**Stated problem**
Extract each line where the string "Object" shows up.

**Information given**
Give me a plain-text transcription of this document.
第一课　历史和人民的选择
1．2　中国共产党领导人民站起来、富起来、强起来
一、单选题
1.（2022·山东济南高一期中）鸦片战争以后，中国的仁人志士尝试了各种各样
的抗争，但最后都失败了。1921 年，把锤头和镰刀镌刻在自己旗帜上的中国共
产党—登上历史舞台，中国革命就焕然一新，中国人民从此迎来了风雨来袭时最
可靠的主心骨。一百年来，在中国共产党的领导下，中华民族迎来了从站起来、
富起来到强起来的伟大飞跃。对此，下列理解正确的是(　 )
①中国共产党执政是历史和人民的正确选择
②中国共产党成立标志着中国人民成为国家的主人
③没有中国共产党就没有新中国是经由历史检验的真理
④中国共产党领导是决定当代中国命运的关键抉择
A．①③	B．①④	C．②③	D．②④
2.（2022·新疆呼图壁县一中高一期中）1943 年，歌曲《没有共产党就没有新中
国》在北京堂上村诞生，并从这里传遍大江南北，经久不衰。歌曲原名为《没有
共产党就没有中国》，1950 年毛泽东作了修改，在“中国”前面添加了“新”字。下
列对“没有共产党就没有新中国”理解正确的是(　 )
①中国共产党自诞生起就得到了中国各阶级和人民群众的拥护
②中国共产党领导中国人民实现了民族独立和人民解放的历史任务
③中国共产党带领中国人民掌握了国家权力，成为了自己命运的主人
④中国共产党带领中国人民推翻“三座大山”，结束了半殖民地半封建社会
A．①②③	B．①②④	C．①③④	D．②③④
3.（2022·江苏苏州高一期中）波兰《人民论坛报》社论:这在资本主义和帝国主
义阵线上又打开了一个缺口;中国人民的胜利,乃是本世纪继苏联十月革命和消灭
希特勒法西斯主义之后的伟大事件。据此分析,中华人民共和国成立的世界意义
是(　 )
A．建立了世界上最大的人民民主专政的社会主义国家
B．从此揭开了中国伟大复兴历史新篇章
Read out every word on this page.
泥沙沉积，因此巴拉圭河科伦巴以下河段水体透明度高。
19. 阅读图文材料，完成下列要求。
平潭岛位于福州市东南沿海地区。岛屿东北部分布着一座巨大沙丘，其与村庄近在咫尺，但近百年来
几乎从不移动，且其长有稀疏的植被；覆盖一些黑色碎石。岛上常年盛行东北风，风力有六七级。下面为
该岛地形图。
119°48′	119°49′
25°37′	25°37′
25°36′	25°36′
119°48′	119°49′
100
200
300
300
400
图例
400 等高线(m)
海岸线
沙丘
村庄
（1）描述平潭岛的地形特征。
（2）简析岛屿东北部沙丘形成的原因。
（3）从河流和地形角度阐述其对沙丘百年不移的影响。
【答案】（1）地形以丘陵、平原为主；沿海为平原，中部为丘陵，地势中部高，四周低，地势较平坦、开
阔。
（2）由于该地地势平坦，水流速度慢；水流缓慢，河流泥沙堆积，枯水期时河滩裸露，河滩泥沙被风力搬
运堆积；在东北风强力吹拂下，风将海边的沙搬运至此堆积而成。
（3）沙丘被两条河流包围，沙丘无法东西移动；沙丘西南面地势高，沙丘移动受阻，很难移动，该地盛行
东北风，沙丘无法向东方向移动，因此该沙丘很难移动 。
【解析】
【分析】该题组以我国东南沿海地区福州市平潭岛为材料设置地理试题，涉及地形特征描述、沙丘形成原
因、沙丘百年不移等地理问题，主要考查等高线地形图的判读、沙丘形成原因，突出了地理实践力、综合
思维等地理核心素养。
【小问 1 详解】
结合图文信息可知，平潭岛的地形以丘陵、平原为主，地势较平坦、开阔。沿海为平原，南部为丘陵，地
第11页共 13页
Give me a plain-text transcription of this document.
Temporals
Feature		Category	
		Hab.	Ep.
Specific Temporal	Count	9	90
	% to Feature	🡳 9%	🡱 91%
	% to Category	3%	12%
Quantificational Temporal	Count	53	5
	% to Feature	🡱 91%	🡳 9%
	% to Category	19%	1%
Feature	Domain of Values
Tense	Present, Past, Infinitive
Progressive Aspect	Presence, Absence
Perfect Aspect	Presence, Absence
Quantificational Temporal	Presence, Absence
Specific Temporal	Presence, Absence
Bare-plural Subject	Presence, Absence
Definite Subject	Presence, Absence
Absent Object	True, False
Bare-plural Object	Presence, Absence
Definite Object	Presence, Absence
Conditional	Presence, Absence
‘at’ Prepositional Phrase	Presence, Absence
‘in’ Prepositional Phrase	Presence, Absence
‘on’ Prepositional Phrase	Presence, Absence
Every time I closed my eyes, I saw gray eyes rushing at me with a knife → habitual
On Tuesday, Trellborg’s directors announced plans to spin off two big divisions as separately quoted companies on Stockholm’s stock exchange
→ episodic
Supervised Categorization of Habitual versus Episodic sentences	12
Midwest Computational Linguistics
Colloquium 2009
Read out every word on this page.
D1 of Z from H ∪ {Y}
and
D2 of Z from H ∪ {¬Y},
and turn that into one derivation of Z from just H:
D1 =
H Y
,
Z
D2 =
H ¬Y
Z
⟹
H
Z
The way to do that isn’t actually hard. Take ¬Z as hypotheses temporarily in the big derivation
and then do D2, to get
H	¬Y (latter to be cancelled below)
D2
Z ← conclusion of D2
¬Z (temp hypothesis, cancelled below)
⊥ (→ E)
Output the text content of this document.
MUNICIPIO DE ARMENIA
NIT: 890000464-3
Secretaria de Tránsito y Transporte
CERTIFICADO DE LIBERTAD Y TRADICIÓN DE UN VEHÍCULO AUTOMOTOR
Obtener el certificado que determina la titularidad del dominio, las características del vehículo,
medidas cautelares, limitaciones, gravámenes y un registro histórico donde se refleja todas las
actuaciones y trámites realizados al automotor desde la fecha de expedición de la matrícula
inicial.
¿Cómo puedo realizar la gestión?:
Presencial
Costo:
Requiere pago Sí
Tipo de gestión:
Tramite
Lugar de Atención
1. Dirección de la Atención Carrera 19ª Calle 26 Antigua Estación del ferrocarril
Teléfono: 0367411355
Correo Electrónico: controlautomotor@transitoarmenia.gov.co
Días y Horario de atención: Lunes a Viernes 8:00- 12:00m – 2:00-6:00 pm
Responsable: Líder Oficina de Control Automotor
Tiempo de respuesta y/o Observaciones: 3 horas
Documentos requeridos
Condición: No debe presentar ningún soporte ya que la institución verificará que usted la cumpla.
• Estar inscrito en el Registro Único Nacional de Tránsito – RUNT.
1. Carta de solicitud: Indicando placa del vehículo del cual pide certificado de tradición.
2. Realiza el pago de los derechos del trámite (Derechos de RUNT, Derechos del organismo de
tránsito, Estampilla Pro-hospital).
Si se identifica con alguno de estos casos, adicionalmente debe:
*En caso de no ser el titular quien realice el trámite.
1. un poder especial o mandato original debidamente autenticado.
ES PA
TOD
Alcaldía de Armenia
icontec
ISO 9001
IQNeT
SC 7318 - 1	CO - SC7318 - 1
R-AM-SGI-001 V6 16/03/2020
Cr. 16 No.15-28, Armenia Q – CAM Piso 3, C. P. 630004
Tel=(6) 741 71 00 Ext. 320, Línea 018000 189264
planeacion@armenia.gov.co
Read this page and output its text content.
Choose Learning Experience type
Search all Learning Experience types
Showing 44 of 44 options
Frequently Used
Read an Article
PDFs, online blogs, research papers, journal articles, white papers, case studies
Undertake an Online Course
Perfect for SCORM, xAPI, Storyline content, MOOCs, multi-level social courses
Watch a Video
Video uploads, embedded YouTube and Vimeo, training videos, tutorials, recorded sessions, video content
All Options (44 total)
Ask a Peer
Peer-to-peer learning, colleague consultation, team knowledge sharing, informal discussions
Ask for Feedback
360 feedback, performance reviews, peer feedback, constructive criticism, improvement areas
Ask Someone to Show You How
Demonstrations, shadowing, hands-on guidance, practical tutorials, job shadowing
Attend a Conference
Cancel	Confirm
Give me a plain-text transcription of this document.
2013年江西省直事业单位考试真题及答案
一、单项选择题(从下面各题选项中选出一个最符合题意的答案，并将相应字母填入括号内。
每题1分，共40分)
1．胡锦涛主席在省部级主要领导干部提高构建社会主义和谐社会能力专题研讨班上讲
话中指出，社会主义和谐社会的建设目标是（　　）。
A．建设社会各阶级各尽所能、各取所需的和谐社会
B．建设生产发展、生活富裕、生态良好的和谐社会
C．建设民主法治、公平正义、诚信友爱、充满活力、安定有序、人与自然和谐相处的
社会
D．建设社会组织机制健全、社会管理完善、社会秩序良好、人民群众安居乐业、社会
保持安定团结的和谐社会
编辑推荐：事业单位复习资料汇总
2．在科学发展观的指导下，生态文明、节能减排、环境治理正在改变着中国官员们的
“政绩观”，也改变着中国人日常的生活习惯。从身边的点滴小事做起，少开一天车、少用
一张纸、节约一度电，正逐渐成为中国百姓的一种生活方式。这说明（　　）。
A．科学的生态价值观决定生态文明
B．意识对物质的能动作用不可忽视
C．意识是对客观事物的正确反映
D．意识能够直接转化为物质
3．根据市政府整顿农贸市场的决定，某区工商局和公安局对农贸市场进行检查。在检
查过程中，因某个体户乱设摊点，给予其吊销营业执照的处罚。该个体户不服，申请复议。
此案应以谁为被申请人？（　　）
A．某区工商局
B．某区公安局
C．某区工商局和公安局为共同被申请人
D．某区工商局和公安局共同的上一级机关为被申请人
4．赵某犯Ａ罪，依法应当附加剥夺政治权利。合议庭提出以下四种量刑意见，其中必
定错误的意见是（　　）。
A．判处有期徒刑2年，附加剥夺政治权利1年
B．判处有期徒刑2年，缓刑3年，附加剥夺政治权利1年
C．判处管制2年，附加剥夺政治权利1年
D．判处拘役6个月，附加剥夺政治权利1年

**Answer for this exercise**
Absent Object	True, False
Bare-plural Object	Presence, Absence
Definite Object	Presence, Absence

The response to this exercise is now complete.